Copy out every line exactly, passing over the pictures.

────────

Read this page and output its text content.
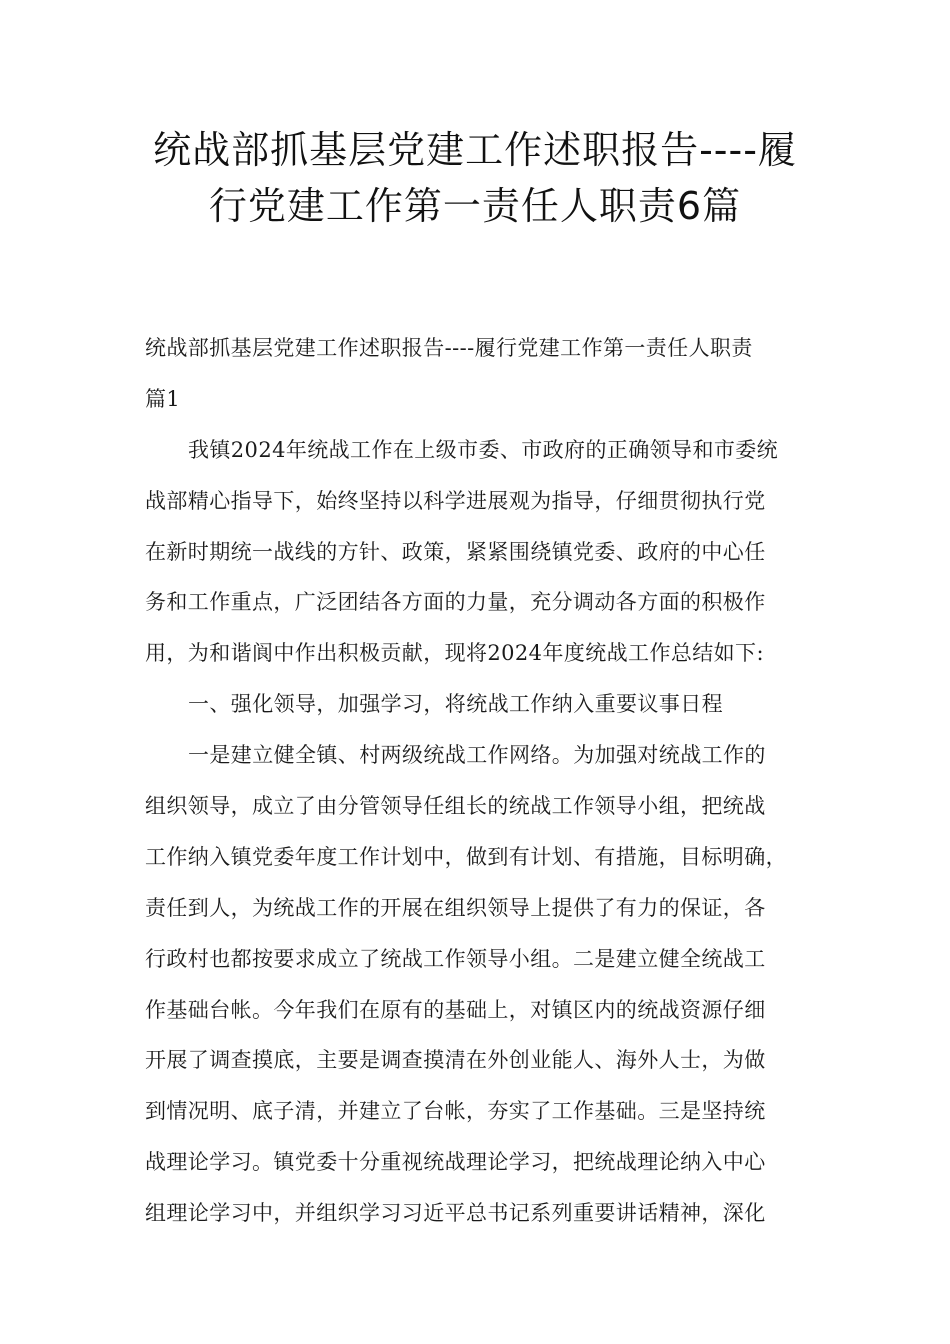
统战部抓基层党建工作述职报告----履
行党建工作第一责任人职责6篇
统战部抓基层党建工作述职报告----履行党建工作第一责任人职责
篇1
我镇2024年统战工作在上级市委、市政府的正确领导和市委统
战部精心指导下，始终坚持以科学进展观为指导，仔细贯彻执行党
在新时期统一战线的方针、政策，紧紧围绕镇党委、政府的中心任
务和工作重点，广泛团结各方面的力量，充分调动各方面的积极作
用，为和谐阆中作出积极贡献，现将2024年度统战工作总结如下:
一、强化领导，加强学习，将统战工作纳入重要议事日程
一是建立健全镇、村两级统战工作网络。为加强对统战工作的
组织领导，成立了由分管领导任组长的统战工作领导小组，把统战
工作纳入镇党委年度工作计划中，做到有计划、有措施，目标明确，
责任到人，为统战工作的开展在组织领导上提供了有力的保证，各
行政村也都按要求成立了统战工作领导小组。二是建立健全统战工
作基础台帐。今年我们在原有的基础上，对镇区内的统战资源仔细
开展了调查摸底，主要是调查摸清在外创业能人、海外人士，为做
到情况明、底子清，并建立了台帐，夯实了工作基础。三是坚持统
战理论学习。镇党委十分重视统战理论学习，把统战理论纳入中心
组理论学习中，并组织学习习近平总书记系列重要讲话精神，深化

────────

■ RESULT:
Read this page and output its text content.
统战部抓基层党建工作述职报告----履
行党建工作第一责任人职责6篇
统战部抓基层党建工作述职报告----履行党建工作第一责任人职责
篇1
我镇2024年统战工作在上级市委、市政府的正确领导和市委统
战部精心指导下，始终坚持以科学进展观为指导，仔细贯彻执行党
在新时期统一战线的方针、政策，紧紧围绕镇党委、政府的中心任
务和工作重点，广泛团结各方面的力量，充分调动各方面的积极作
用，为和谐阆中作出积极贡献，现将2024年度统战工作总结如下:
一、强化领导，加强学习，将统战工作纳入重要议事日程
一是建立健全镇、村两级统战工作网络。为加强对统战工作的
组织领导，成立了由分管领导任组长的统战工作领导小组，把统战
工作纳入镇党委年度工作计划中，做到有计划、有措施，目标明确，
责任到人，为统战工作的开展在组织领导上提供了有力的保证，各
行政村也都按要求成立了统战工作领导小组。二是建立健全统战工
作基础台帐。今年我们在原有的基础上，对镇区内的统战资源仔细
开展了调查摸底，主要是调查摸清在外创业能人、海外人士，为做
到情况明、底子清，并建立了台帐，夯实了工作基础。三是坚持统
战理论学习。镇党委十分重视统战理论学习，把统战理论纳入中心
组理论学习中，并组织学习习近平总书记系列重要讲话精神，深化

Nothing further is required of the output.